### [EXERCISE INSTRUCTIONS]
Pictures aside, repeat every entry exactly.

### [DATA ENTRIES]
- - -

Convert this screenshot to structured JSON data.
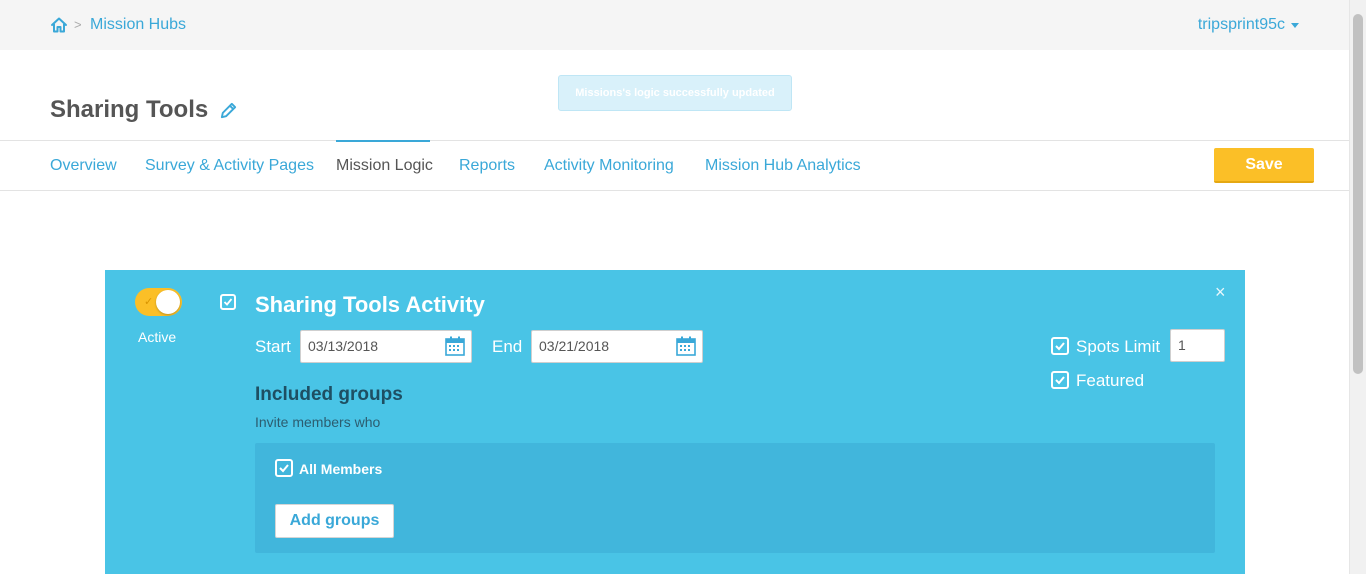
{
  "breadcrumb": {
    "home_icon": "home-icon",
    "separator": ">",
    "current": "Mission Hubs"
  },
  "user": {
    "name": "tripsprint95c"
  },
  "page": {
    "title": "Sharing Tools",
    "edit_icon": "pencil-icon"
  },
  "toast": {
    "message": "Missions's logic successfully updated"
  },
  "tabs": [
    {
      "label": "Overview"
    },
    {
      "label": "Survey & Activity Pages"
    },
    {
      "label": "Mission Logic",
      "active": true
    },
    {
      "label": "Reports"
    },
    {
      "label": "Activity Monitoring"
    },
    {
      "label": "Mission Hub Analytics"
    }
  ],
  "toolbar": {
    "save_label": "Save"
  },
  "activity": {
    "toggle_state": "on",
    "active_label": "Active",
    "enabled_checked": true,
    "title": "Sharing Tools Activity",
    "start_label": "Start",
    "start_date": "03/13/2018",
    "end_label": "End",
    "end_date": "03/21/2018",
    "spots_limit_label": "Spots Limit",
    "spots_limit_checked": true,
    "spots_limit_value": "1",
    "featured_label": "Featured",
    "featured_checked": true,
    "close_icon": "×",
    "groups": {
      "title": "Included groups",
      "subtitle": "Invite members who",
      "all_members_label": "All Members",
      "all_members_checked": true,
      "add_groups_label": "Add groups"
    }
  },
  "colors": {
    "accent": "#3aa8d8",
    "card": "#49c4e6",
    "save": "#fbbf27"
  }
}
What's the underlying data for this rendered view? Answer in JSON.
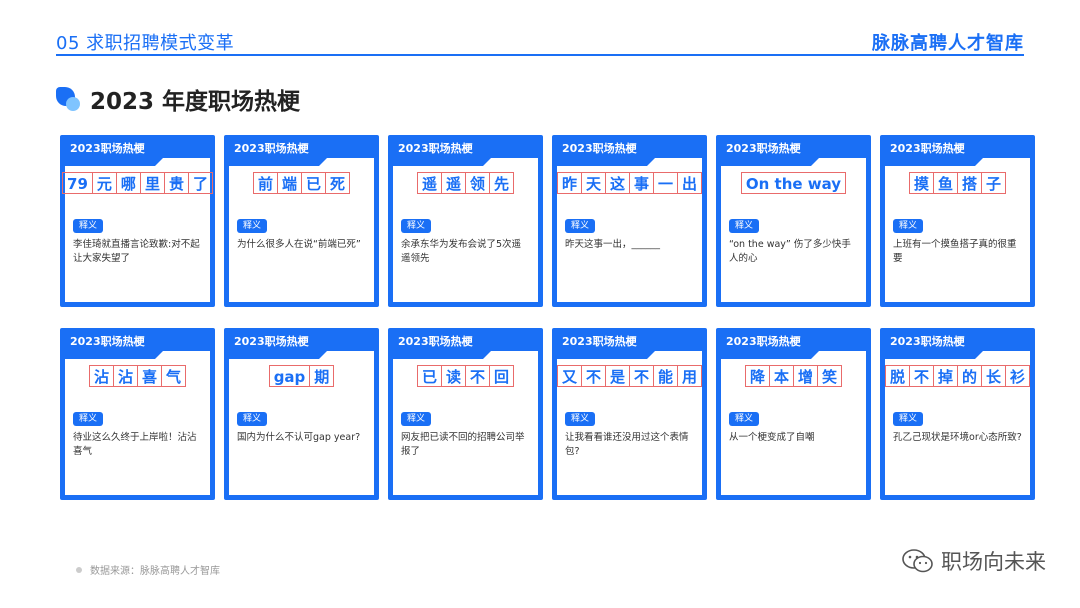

- - -

### [WORKED SOLUTION]
Convert this screenshot to structured JSON data.
{
  "breadcrumb": {
    "home_icon": "home-icon",
    "separator": ">",
    "current": "Mission Hubs"
  },
  "user": {
    "name": "tripsprint95c"
  },
  "page": {
    "title": "Sharing Tools",
    "edit_icon": "pencil-icon"
  },
  "toast": {
    "message": "Missions's logic successfully updated"
  },
  "tabs": [
    {
      "label": "Overview"
    },
    {
      "label": "Survey & Activity Pages"
    },
    {
      "label": "Mission Logic",
      "active": true
    },
    {
      "label": "Reports"
    },
    {
      "label": "Activity Monitoring"
    },
    {
      "label": "Mission Hub Analytics"
    }
  ],
  "toolbar": {
    "save_label": "Save"
  },
  "activity": {
    "toggle_state": "on",
    "active_label": "Active",
    "enabled_checked": true,
    "title": "Sharing Tools Activity",
    "start_label": "Start",
    "start_date": "03/13/2018",
    "end_label": "End",
    "end_date": "03/21/2018",
    "spots_limit_label": "Spots Limit",
    "spots_limit_checked": true,
    "spots_limit_value": "1",
    "featured_label": "Featured",
    "featured_checked": true,
    "close_icon": "×",
    "groups": {
      "title": "Included groups",
      "subtitle": "Invite members who",
      "all_members_label": "All Members",
      "all_members_checked": true,
      "add_groups_label": "Add groups"
    }
  },
  "colors": {
    "accent": "#3aa8d8",
    "card": "#49c4e6",
    "save": "#fbbf27"
  }
}
What's the underlying data for this rendered view? Answer in JSON.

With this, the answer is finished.